▸ Текст для чтения:

##############################

Лихоносова надо читать нараспев.

«Ласково-летний» – его выражение, простое, но уводящее в сказку. Россия Лихоносова всегда ласково-летняя.

Вместе с тем по интонации и той манере изложения от первого лица, когда важнее всего подтекст, внутренний изящный сюжет, это, пожалуй, очень европейская, не самая типичная для нас проза.

Если среди литераторов его поколения и «патриотического круга» особенно сильна тоска по близкому и знакомому Союзу, Лихоносов с начала 60-х и по сию пору незлобиво, но упрямо верен предыдущей России, ее еще называют исторической, от которой почти и следа нет.

Он, словно медиум, общается с ее духом, и сама его литература, если читать хоть полчаса, внимательно и не отрываясь, вводит в странный потусторонний транс.

Эти страницы словно бы пересыпаны серебристой пылью дороги, по которой проскакал казачий разъезд и сгинул в утреннем тумане.

Но пыль помнит. Легкая светлая память о том, что когда-то было так горячо.

Есть ощущение, что тайна долголетия и молодцеватости Лихоносова – в особой изначальной тяге к старине и старикам.

Да, в его молодой и зрелой прозе всегда много стариков, через которых он пытался нащупать образ былого, а в ровесниках высматривал черты их предков, а теперь грустит, что люди и вовсе «переродились».

##############################

▸ Исходные данные:

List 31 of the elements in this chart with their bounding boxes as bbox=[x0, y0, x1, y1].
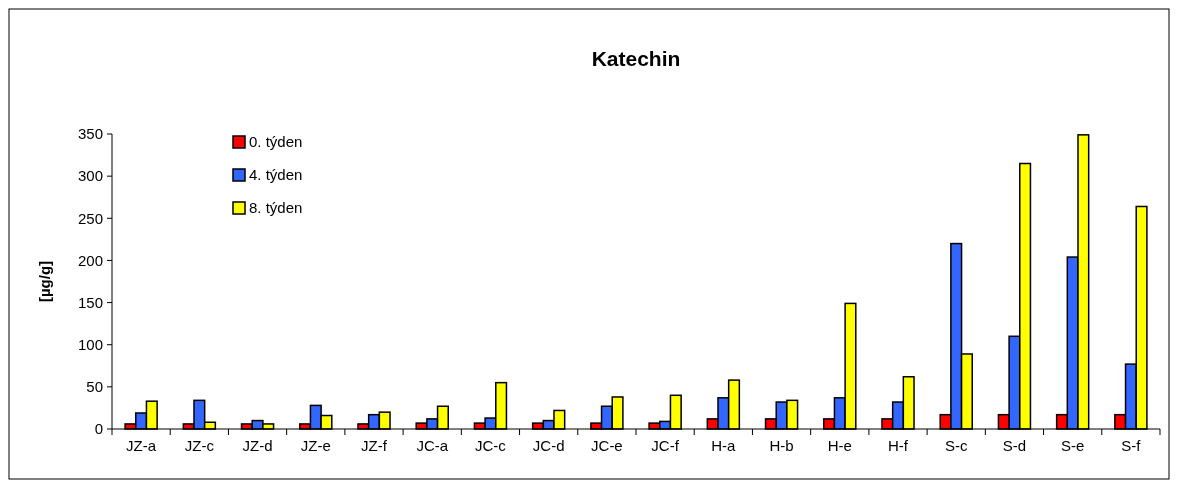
y-axis-title: [µg/g] bbox=[36, 260, 53, 303]
x-tick-label: JZ-a bbox=[126, 437, 157, 454]
chart-title: Katechin bbox=[591, 47, 681, 70]
y-tick-label: 200 bbox=[77, 251, 103, 269]
x-tick-label: JC-a bbox=[416, 437, 449, 454]
x-tick-label: H-a bbox=[711, 437, 737, 454]
y-tick-label: 0 bbox=[94, 420, 103, 438]
y-tick-label: 50 bbox=[86, 378, 103, 396]
x-tick-label: JZ-e bbox=[300, 437, 331, 454]
y-tick-label: 150 bbox=[77, 293, 103, 311]
x-tick-label: JZ-d bbox=[242, 437, 273, 454]
x-tick-label: H-f bbox=[888, 437, 909, 454]
y-tick-label: 350 bbox=[77, 125, 103, 143]
x-tick-label: JC-c bbox=[475, 437, 507, 454]
legend-label: 0. týden bbox=[249, 133, 303, 151]
x-tick-label: S-c bbox=[944, 437, 968, 454]
x-tick-label: JZ-f bbox=[361, 437, 388, 454]
x-tick-label: H-e bbox=[827, 437, 852, 454]
y-tick-label: 250 bbox=[77, 209, 103, 227]
x-tick-label: JZ-c bbox=[184, 437, 215, 454]
x-tick-label: S-d bbox=[1002, 437, 1027, 454]
x-tick-label: JC-e bbox=[591, 437, 623, 454]
y-tick-label: 100 bbox=[77, 335, 103, 353]
y-tick-label: 300 bbox=[77, 167, 103, 185]
legend-label: 8. týden bbox=[249, 199, 303, 217]
x-tick-label: S-f bbox=[1121, 437, 1142, 454]
legend-label: 4. týden bbox=[249, 166, 303, 184]
x-tick-label: JC-d bbox=[532, 437, 565, 454]
x-tick-label: JC-f bbox=[651, 437, 680, 454]
x-tick-label: H-b bbox=[769, 437, 794, 454]
x-tick-label: S-e bbox=[1060, 437, 1085, 454]
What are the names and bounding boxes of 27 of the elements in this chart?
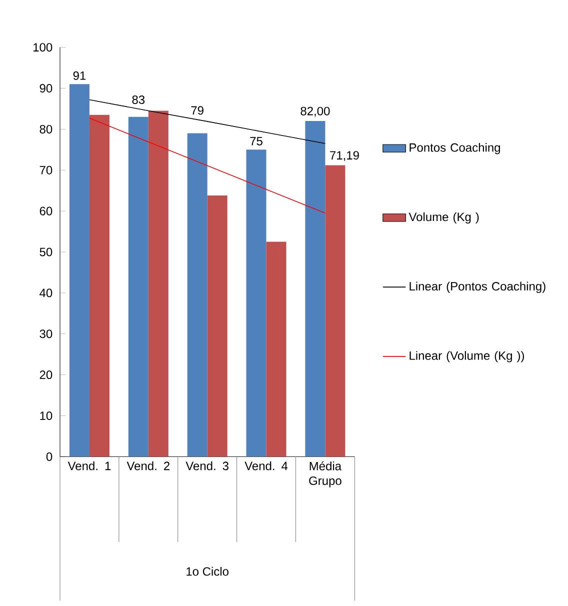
y-tick-label: 30 bbox=[40, 330, 52, 338]
y-tick-label: 60 bbox=[40, 206, 52, 216]
x-tick-label: Vend. 2 bbox=[126, 461, 170, 470]
y-tick-label: 80 bbox=[40, 124, 52, 134]
y-tick-label: 20 bbox=[40, 370, 52, 380]
y-tick-label: 0 bbox=[46, 452, 52, 461]
legend-label: Volume (Kg ) bbox=[408, 212, 479, 224]
legend-label: Linear (Volume (Kg )) bbox=[410, 351, 524, 362]
y-tick-label: 100 bbox=[34, 43, 52, 52]
y-tick-label: 90 bbox=[40, 84, 52, 93]
x-tick-label: Vend. 3 bbox=[186, 461, 228, 470]
y-tick-label: 50 bbox=[40, 248, 52, 256]
legend-label: Linear (Pontos Coaching) bbox=[410, 282, 546, 293]
text: 1o Ciclo bbox=[186, 566, 228, 576]
y-tick-label: 40 bbox=[40, 288, 52, 298]
legend-label: Pontos Coaching bbox=[410, 142, 500, 154]
x-tick-label: Vend. 4 bbox=[244, 461, 288, 470]
data-label: 71,19 bbox=[330, 151, 359, 161]
x-tick-label: Média Grupo bbox=[309, 461, 342, 488]
data-label: 75 bbox=[250, 137, 262, 146]
data-label: 83 bbox=[132, 95, 145, 104]
data-label: 91 bbox=[73, 71, 86, 80]
data-label: 79 bbox=[191, 106, 204, 115]
y-tick-label: 10 bbox=[40, 411, 52, 420]
x-tick-label: Vend. 1 bbox=[68, 461, 111, 470]
data-label: 82,00 bbox=[300, 106, 330, 117]
y-tick-label: 70 bbox=[40, 166, 52, 174]
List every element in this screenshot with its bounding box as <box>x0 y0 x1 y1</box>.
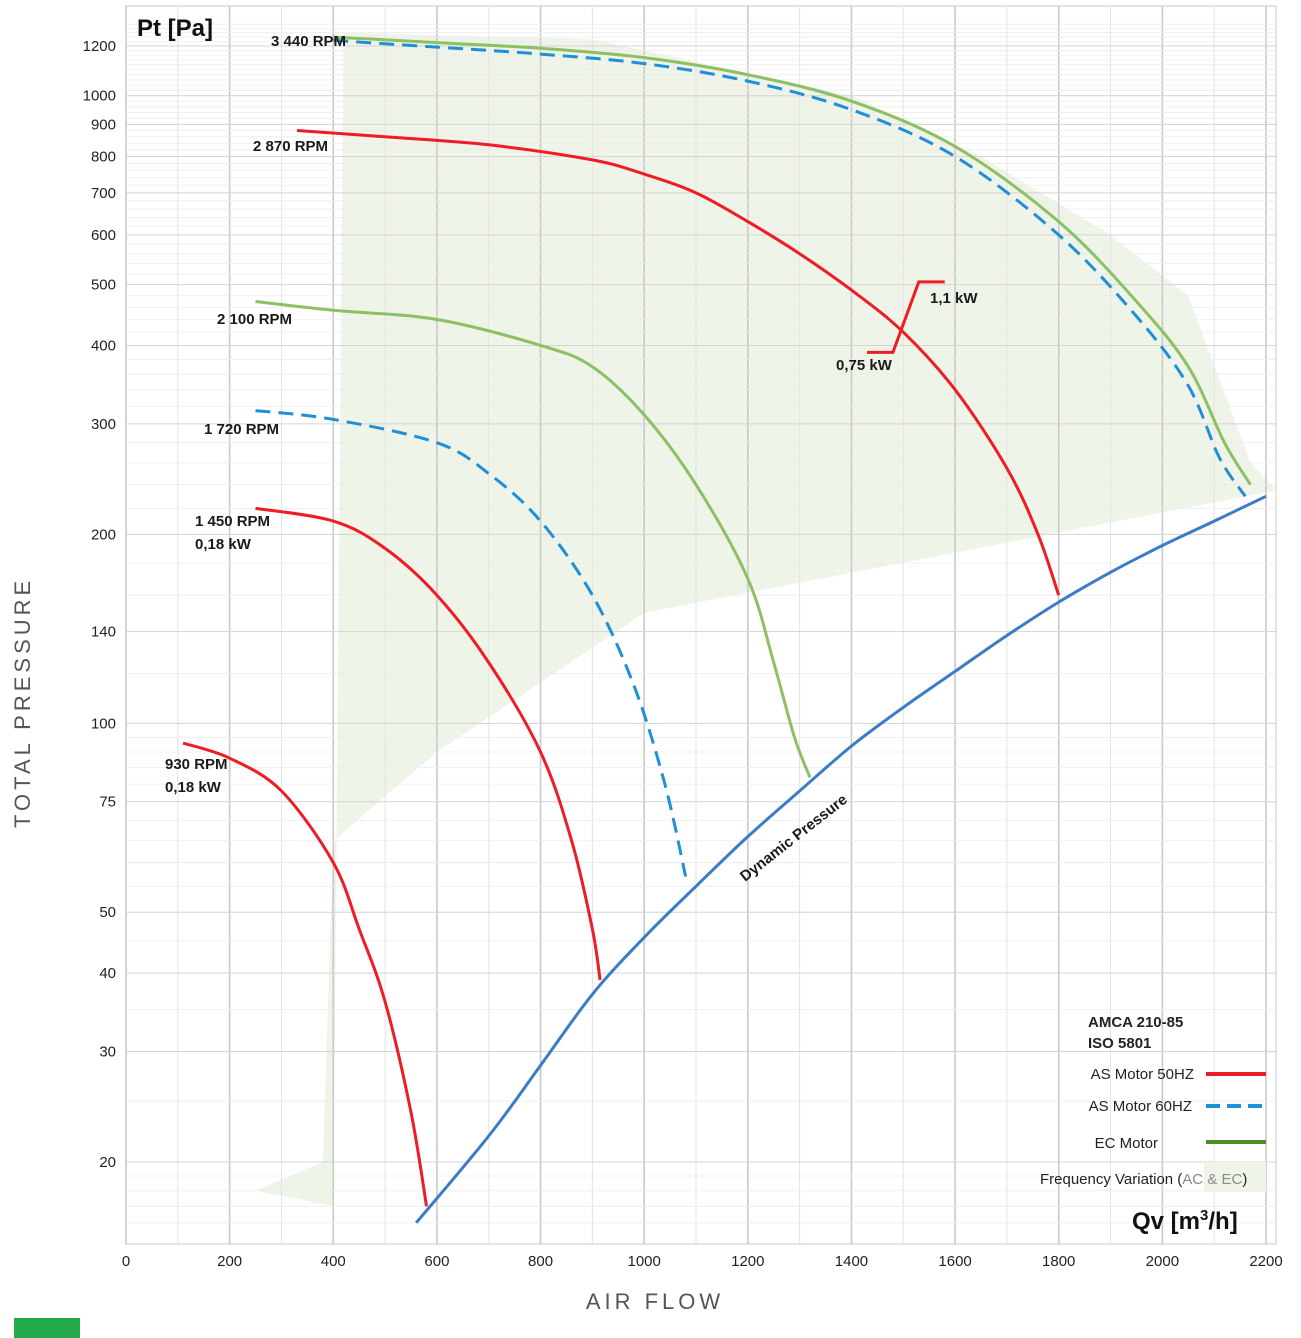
x-axis-title: AIR FLOW <box>586 1289 724 1314</box>
x-tick-label: 1000 <box>627 1253 660 1270</box>
y-tick-label: 700 <box>91 185 116 202</box>
x-tick-label: 1400 <box>835 1253 868 1270</box>
x-tick-label: 200 <box>217 1253 242 1270</box>
y-tick-label: 50 <box>99 904 116 921</box>
legend-as50-label: AS Motor 50HZ <box>1091 1066 1194 1083</box>
grid <box>125 6 1276 1244</box>
curve-1-720-rpm-as60 <box>255 409 688 877</box>
x-tick-label: 2200 <box>1249 1253 1282 1270</box>
y-tick-label: 20 <box>99 1154 116 1171</box>
x-tick-label: 1800 <box>1042 1253 1075 1270</box>
label-2870-rpm: 2 870 RPM <box>253 138 328 155</box>
label-930-rpm: 930 RPM <box>165 756 228 773</box>
y-axis-title: TOTAL PRESSURE <box>10 577 35 828</box>
x-tick-label: 1600 <box>938 1253 971 1270</box>
y-tick-label: 40 <box>99 965 116 982</box>
y-tick-label: 400 <box>91 337 116 354</box>
legend-standard-1: AMCA 210-85 <box>1088 1014 1183 1031</box>
label-930-power: 0,18 kW <box>165 779 222 796</box>
x-tick-label: 800 <box>528 1253 553 1270</box>
y-tick-label: 500 <box>91 277 116 294</box>
curve-3-440-rpm-ec <box>333 35 1252 486</box>
y-unit-label: Pt [Pa] <box>137 15 213 42</box>
label-3440-rpm: 3 440 RPM <box>271 33 346 50</box>
y-tick-label: 300 <box>91 416 116 433</box>
y-tick-label: 200 <box>91 526 116 543</box>
legend-frequency-swatch <box>1204 1162 1266 1192</box>
x-axis-tick-labels: 0 200 400 600 800 1000 1200 1400 1600 1800 2000 220… <box>122 1253 1283 1270</box>
label-1450-rpm: 1 450 RPM <box>195 513 270 530</box>
y-tick-label: 600 <box>91 227 116 244</box>
curve-1-450-rpm-as50 <box>255 506 602 981</box>
x-unit-label: Qv [m3/h] <box>1132 1207 1238 1235</box>
x-tick-label: 0 <box>122 1253 130 1270</box>
legend-ec-label: EC Motor <box>1095 1135 1158 1152</box>
y-tick-label: 800 <box>91 149 116 166</box>
y-axis-tick-labels: 20 30 40 50 75 100 140 200 300 400 500 600 700 800 900… <box>83 38 116 1171</box>
label-11-kw: 1,1 kW <box>930 290 978 307</box>
brand-color-block <box>14 1318 80 1338</box>
legend-standard-2: ISO 5801 <box>1088 1035 1151 1052</box>
curve-930-rpm-as50 <box>182 741 428 1207</box>
curve-3-440-rpm-as60 <box>333 38 1247 498</box>
y-tick-label: 900 <box>91 116 116 133</box>
label-1720-rpm: 1 720 RPM <box>204 421 279 438</box>
legend-frequency-label: Frequency Variation (AC & EC) <box>1040 1171 1247 1188</box>
performance-curves <box>182 35 1267 1224</box>
curve-2-870-rpm-as50 <box>296 129 1061 596</box>
legend-as60-label: AS Motor 60HZ <box>1089 1098 1192 1115</box>
x-tick-label: 1200 <box>731 1253 764 1270</box>
y-tick-label: 75 <box>99 794 116 811</box>
y-tick-label: 100 <box>91 715 116 732</box>
label-1450-power: 0,18 kW <box>195 536 252 553</box>
legend: AMCA 210-85 ISO 5801 AS Motor 50HZ AS Mo… <box>1040 1014 1266 1192</box>
x-tick-label: 600 <box>424 1253 449 1270</box>
x-tick-label: 400 <box>321 1253 346 1270</box>
label-075-kw: 0,75 kW <box>836 357 893 374</box>
curve-dynamic-pressure-dynamic <box>415 494 1267 1224</box>
y-tick-label: 1200 <box>83 38 116 55</box>
power-step-marker <box>867 280 945 354</box>
curve-2-100-rpm-ec <box>255 300 812 778</box>
x-tick-label: 2000 <box>1146 1253 1179 1270</box>
y-tick-label: 30 <box>99 1043 116 1060</box>
frequency-variation-region <box>255 32 1277 1207</box>
label-2100-rpm: 2 100 RPM <box>217 311 292 328</box>
frequency-region-area <box>255 32 1277 1207</box>
y-tick-label: 1000 <box>83 88 116 105</box>
y-tick-label: 140 <box>91 624 116 641</box>
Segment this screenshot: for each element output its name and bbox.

##############################

▸ Задание 1:
Выпишите из текста о Лихоносове фрагмент, начиная со слов «Но пыль помнит.» и далее вплоть до слов «старине и старикам.», без изменений.
▸ Задание 2:
Перечислите все слова и выражения, которые в тексте о Лихоносове заключены в кавычки-ёлочки.
▸ Задание 3:
Перескажите короче абзац текста о Лихоносове, начинающийся словами «Если среди литераторов его поколения», сохранив его основные факты.
Опирайтесь только на текст для чтения.

▸ Ответ 1:
Но пыль помнит. Легкая светлая память о том, что когда-то было так горячо.

Есть ощущение, что тайна долголетия и молодцеватости Лихоносова – в особой изначальной тяге к старине и старикам.

▸ Ответ 2:
Ласково-летний; патриотического круга; переродились.

▸ Ответ 3:
Многие литераторы его поколения и «патриотического круга» тоскуют по Союзу. Лихоносов же с начала 60-х годов и до сих пор незлобиво, но упрямо верен предыдущей, исторической России, от которой почти не осталось следа.